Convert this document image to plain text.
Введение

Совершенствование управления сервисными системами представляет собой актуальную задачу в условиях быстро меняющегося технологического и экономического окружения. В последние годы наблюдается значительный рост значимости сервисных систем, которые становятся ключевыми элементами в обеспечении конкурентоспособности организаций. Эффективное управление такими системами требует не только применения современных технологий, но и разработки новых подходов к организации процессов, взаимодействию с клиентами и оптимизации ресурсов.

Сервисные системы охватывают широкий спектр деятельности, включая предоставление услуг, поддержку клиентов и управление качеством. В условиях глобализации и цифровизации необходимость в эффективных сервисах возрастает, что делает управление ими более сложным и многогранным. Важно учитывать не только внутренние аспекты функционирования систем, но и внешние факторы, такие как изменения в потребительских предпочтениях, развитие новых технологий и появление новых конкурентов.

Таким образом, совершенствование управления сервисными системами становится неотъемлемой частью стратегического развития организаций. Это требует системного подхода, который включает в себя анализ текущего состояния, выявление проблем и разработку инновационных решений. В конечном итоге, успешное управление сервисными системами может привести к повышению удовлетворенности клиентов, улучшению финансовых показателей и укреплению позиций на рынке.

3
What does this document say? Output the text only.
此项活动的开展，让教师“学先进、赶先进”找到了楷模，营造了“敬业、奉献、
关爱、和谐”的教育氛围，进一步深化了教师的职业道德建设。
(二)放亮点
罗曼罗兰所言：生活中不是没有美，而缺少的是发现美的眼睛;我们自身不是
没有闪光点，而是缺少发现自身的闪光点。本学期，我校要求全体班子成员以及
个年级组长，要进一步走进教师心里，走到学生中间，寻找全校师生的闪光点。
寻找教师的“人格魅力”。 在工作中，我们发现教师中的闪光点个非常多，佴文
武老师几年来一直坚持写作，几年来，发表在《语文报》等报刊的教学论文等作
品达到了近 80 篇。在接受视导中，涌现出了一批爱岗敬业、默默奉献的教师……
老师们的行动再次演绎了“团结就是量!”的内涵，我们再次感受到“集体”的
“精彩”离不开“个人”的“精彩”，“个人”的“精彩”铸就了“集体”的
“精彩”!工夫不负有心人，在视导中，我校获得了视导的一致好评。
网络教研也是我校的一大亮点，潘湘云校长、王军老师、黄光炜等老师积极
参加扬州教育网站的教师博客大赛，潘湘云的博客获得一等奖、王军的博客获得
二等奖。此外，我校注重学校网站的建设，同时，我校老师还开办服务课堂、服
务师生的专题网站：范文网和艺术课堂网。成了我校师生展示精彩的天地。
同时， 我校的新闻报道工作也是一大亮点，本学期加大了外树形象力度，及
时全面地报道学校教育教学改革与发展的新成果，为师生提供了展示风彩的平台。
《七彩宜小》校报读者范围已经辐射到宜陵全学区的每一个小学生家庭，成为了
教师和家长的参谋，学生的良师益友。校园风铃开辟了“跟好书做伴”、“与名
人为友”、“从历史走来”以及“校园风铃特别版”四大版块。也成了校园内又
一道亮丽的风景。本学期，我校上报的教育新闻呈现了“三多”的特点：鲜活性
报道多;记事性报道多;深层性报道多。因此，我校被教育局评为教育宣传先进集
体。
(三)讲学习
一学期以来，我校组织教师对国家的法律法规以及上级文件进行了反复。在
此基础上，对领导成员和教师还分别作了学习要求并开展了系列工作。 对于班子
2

=-=-=

• **JOB**: Repeat every line of the records above exactly.

• **FULL OUTPUT**:
Convert this document image to plain text.
Введение

Совершенствование управления сервисными системами представляет собой актуальную задачу в условиях быстро меняющегося технологического и экономического окружения. В последние годы наблюдается значительный рост значимости сервисных систем, которые становятся ключевыми элементами в обеспечении конкурентоспособности организаций. Эффективное управление такими системами требует не только применения современных технологий, но и разработки новых подходов к организации процессов, взаимодействию с клиентами и оптимизации ресурсов.

Сервисные системы охватывают широкий спектр деятельности, включая предоставление услуг, поддержку клиентов и управление качеством. В условиях глобализации и цифровизации необходимость в эффективных сервисах возрастает, что делает управление ими более сложным и многогранным. Важно учитывать не только внутренние аспекты функционирования систем, но и внешние факторы, такие как изменения в потребительских предпочтениях, развитие новых технологий и появление новых конкурентов.

Таким образом, совершенствование управления сервисными системами становится неотъемлемой частью стратегического развития организаций. Это требует системного подхода, который включает в себя анализ текущего состояния, выявление проблем и разработку инновационных решений. В конечном итоге, успешное управление сервисными системами может привести к повышению удовлетворенности клиентов, улучшению финансовых показателей и укреплению позиций на рынке.

3
What does this document say? Output the text only.
此项活动的开展，让教师“学先进、赶先进”找到了楷模，营造了“敬业、奉献、
关爱、和谐”的教育氛围，进一步深化了教师的职业道德建设。
(二)放亮点
罗曼罗兰所言：生活中不是没有美，而缺少的是发现美的眼睛;我们自身不是
没有闪光点，而是缺少发现自身的闪光点。本学期，我校要求全体班子成员以及
个年级组长，要进一步走进教师心里，走到学生中间，寻找全校师生的闪光点。
寻找教师的“人格魅力”。 在工作中，我们发现教师中的闪光点个非常多，佴文
武老师几年来一直坚持写作，几年来，发表在《语文报》等报刊的教学论文等作
品达到了近 80 篇。在接受视导中，涌现出了一批爱岗敬业、默默奉献的教师……
老师们的行动再次演绎了“团结就是量!”的内涵，我们再次感受到“集体”的
“精彩”离不开“个人”的“精彩”，“个人”的“精彩”铸就了“集体”的
“精彩”!工夫不负有心人，在视导中，我校获得了视导的一致好评。
网络教研也是我校的一大亮点，潘湘云校长、王军老师、黄光炜等老师积极
参加扬州教育网站的教师博客大赛，潘湘云的博客获得一等奖、王军的博客获得
二等奖。此外，我校注重学校网站的建设，同时，我校老师还开办服务课堂、服
务师生的专题网站：范文网和艺术课堂网。成了我校师生展示精彩的天地。
同时， 我校的新闻报道工作也是一大亮点，本学期加大了外树形象力度，及
时全面地报道学校教育教学改革与发展的新成果，为师生提供了展示风彩的平台。
《七彩宜小》校报读者范围已经辐射到宜陵全学区的每一个小学生家庭，成为了
教师和家长的参谋，学生的良师益友。校园风铃开辟了“跟好书做伴”、“与名
人为友”、“从历史走来”以及“校园风铃特别版”四大版块。也成了校园内又
一道亮丽的风景。本学期，我校上报的教育新闻呈现了“三多”的特点：鲜活性
报道多;记事性报道多;深层性报道多。因此，我校被教育局评为教育宣传先进集
体。
(三)讲学习
一学期以来，我校组织教师对国家的法律法规以及上级文件进行了反复。在
此基础上，对领导成员和教师还分别作了学习要求并开展了系列工作。 对于班子
2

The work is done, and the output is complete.